GOAL OF THE EXERCISE.
Go through the entries below and collect each line with the string "Distance" in it.

--- start DATA IN THIS EXERCISE ---

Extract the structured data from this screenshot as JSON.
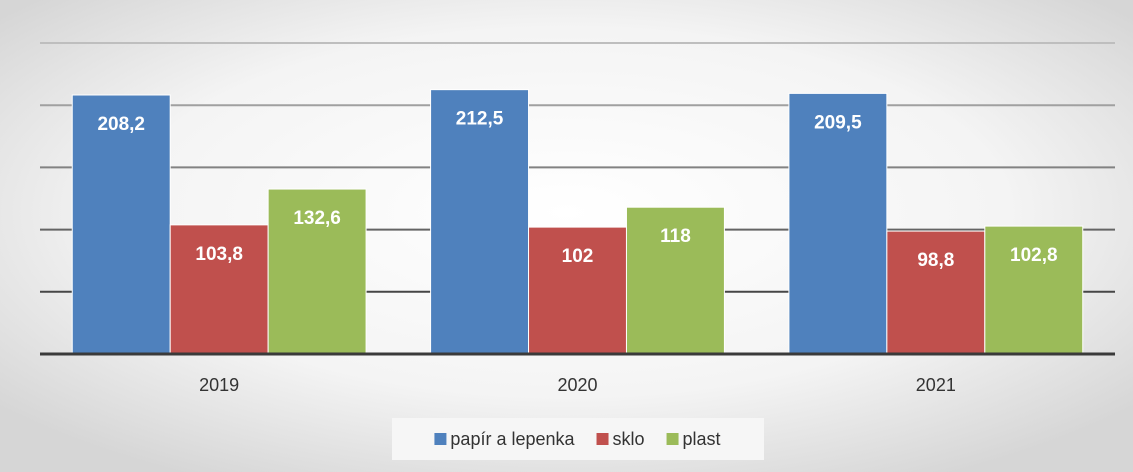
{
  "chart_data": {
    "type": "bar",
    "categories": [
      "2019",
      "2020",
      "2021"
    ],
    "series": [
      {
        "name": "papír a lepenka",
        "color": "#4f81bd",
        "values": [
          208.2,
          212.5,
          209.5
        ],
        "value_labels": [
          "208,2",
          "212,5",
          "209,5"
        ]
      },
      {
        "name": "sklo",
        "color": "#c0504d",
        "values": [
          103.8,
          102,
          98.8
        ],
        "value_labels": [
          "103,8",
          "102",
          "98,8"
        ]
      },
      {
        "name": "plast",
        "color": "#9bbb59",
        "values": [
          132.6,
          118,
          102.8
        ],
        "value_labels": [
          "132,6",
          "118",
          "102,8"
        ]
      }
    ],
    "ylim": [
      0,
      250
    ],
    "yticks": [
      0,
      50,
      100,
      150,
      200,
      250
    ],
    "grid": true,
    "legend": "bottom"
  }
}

--- end DATA IN THIS EXERCISE ---
--- start DATA IN THIS EXERCISE ---

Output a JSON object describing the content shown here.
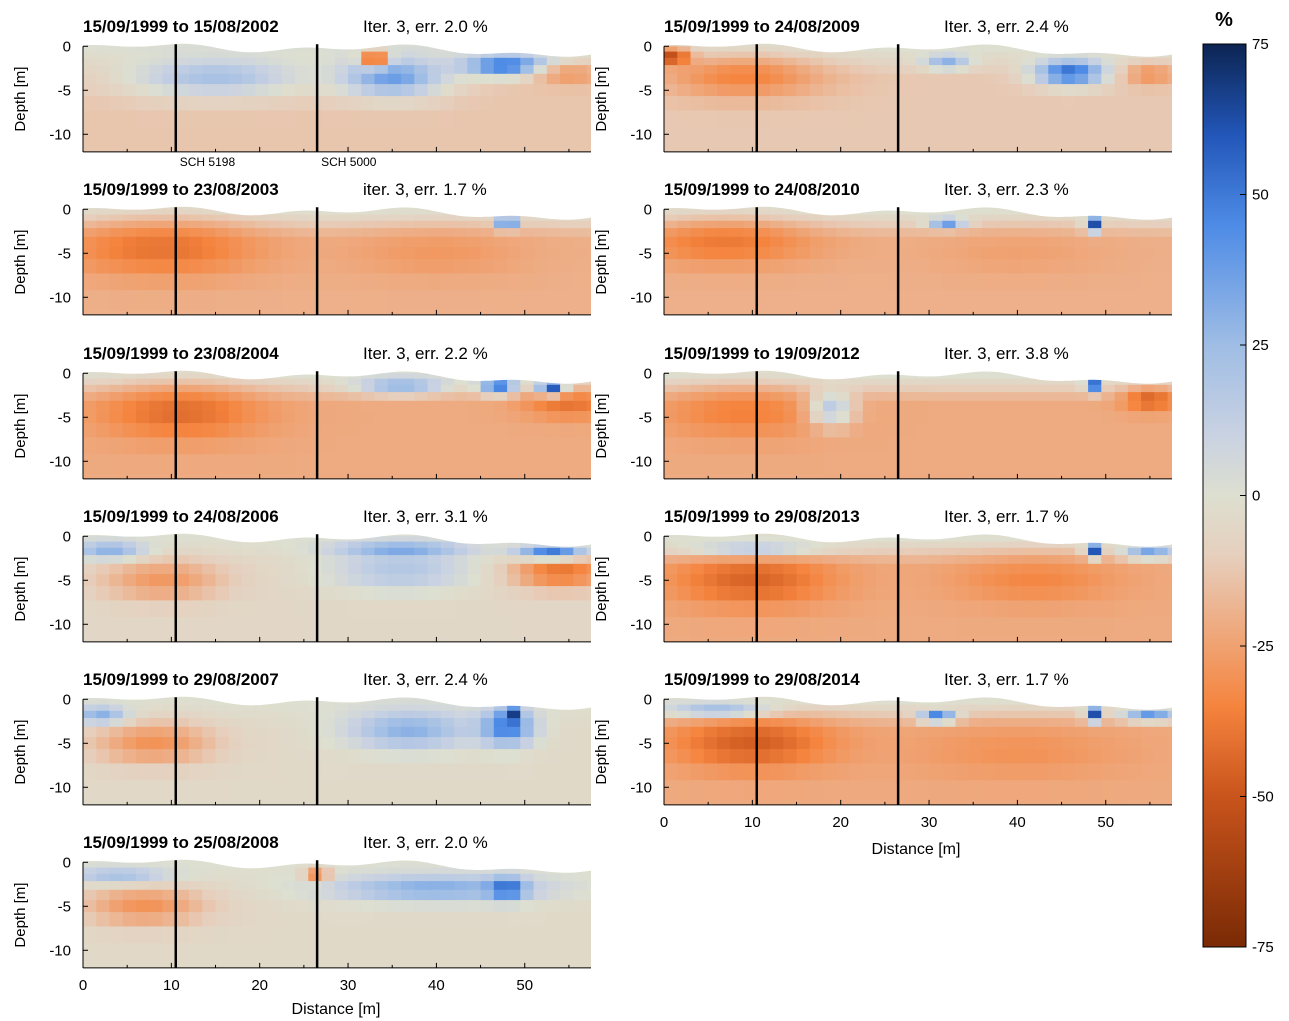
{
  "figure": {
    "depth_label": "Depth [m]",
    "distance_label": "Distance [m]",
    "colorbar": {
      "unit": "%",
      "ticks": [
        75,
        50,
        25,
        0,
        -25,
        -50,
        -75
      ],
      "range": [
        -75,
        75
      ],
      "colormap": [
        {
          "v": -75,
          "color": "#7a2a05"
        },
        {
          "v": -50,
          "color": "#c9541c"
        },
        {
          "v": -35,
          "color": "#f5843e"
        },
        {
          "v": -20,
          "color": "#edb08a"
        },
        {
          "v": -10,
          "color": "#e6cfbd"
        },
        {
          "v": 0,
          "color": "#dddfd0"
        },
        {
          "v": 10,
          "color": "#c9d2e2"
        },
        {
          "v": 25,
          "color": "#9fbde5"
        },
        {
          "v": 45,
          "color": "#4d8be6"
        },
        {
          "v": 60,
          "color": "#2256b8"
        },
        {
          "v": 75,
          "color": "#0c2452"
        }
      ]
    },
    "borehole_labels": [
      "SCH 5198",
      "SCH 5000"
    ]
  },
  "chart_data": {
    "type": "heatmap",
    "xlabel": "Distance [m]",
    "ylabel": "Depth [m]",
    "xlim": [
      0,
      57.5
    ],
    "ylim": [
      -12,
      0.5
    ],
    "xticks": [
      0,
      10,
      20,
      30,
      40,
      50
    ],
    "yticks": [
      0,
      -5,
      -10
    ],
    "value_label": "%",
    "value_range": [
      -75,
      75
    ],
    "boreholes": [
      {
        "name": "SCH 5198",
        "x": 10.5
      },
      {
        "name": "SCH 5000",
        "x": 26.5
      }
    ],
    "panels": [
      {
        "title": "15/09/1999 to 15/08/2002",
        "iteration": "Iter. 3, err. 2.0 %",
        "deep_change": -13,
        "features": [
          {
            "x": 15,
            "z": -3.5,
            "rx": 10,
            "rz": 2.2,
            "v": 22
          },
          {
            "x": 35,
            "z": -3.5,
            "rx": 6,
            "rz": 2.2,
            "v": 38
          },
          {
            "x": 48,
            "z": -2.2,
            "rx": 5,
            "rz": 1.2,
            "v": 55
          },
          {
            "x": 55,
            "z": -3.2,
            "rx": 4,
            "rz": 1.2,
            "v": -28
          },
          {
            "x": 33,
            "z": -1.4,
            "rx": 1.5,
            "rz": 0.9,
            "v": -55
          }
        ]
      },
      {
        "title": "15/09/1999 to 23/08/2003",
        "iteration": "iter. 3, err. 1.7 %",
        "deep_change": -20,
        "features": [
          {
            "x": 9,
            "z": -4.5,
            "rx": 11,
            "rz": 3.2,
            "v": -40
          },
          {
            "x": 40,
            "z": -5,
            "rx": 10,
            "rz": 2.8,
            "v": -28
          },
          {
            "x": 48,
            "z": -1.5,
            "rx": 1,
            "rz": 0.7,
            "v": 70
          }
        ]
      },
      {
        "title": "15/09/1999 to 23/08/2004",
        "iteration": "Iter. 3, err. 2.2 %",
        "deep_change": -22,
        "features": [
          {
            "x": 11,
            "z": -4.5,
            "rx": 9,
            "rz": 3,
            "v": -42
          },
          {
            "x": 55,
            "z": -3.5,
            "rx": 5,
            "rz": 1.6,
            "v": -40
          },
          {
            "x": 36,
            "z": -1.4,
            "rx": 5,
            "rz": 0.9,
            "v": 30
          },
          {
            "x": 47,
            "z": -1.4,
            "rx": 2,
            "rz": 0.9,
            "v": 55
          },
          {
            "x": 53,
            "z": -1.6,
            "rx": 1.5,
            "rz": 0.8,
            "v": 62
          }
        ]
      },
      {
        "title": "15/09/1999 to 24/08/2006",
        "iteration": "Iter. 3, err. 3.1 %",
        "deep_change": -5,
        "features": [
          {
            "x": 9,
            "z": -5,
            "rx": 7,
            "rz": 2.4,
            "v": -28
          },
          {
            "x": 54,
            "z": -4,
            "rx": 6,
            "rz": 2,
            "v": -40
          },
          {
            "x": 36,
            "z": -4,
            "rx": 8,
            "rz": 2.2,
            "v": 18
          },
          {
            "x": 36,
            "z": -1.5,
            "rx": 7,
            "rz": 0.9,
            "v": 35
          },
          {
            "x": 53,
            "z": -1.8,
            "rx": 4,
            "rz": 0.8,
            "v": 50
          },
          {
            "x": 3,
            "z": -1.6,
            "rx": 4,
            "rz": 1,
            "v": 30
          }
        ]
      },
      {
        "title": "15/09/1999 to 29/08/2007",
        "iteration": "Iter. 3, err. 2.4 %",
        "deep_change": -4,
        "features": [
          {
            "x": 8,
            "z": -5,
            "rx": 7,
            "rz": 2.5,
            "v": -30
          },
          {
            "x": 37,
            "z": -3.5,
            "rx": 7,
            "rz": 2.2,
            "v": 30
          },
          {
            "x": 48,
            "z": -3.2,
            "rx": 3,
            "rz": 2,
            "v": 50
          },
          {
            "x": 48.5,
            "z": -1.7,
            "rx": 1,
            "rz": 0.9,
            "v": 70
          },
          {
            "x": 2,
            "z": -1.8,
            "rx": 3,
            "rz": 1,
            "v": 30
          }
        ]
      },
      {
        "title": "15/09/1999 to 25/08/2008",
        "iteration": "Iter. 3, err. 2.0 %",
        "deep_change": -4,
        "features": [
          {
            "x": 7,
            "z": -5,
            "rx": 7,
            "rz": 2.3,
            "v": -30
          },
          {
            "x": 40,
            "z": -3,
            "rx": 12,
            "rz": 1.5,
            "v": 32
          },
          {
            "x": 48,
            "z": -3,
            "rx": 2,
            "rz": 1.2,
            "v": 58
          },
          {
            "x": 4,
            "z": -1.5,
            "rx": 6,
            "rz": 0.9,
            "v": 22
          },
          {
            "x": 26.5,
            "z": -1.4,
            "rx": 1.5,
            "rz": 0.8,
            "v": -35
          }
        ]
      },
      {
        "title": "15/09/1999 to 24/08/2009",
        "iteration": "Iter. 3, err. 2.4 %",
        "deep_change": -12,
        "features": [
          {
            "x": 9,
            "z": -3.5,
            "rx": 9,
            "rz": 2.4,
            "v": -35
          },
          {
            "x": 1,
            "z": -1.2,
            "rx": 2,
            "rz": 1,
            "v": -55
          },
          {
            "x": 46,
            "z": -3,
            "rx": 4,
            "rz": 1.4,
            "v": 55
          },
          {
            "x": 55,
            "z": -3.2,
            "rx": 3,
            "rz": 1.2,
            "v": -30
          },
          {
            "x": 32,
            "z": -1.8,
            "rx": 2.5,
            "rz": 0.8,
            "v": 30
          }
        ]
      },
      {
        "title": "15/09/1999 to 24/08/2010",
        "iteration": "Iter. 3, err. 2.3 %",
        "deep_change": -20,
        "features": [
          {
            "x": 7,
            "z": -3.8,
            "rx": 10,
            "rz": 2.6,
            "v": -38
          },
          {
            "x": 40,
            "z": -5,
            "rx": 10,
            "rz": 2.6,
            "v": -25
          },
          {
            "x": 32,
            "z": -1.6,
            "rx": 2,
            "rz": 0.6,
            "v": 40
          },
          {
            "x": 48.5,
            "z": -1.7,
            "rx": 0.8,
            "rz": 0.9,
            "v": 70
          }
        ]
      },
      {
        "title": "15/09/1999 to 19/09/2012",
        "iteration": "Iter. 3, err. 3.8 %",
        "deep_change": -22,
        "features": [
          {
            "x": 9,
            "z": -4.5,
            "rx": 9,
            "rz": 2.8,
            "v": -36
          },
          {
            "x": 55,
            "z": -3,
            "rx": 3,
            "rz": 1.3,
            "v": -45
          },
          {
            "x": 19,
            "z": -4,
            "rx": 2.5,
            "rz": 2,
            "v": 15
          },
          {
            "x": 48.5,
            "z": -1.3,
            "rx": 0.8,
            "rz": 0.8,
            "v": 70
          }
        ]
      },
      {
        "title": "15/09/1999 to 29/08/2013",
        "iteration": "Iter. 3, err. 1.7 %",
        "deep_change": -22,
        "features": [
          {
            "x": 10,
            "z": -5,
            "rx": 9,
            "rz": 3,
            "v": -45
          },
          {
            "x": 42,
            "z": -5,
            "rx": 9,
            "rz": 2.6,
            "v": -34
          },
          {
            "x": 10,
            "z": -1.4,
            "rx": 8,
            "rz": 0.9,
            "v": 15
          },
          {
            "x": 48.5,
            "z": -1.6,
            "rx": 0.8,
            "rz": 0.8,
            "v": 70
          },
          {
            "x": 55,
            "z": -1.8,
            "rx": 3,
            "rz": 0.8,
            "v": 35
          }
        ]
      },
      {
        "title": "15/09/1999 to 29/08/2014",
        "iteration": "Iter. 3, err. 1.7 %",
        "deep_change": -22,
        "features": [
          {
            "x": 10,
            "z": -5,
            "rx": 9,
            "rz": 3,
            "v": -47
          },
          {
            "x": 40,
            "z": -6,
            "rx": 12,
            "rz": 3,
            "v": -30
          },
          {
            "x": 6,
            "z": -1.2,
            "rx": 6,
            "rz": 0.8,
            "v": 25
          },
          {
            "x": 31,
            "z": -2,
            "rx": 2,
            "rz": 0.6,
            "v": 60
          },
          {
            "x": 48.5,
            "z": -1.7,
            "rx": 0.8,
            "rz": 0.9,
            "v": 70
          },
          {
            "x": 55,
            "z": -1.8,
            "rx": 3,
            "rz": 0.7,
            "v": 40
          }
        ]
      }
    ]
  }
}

--- end DATA IN THIS EXERCISE ---

TASK RESPONSE.
    "distance_label": "Distance [m]",
    "xlabel": "Distance [m]",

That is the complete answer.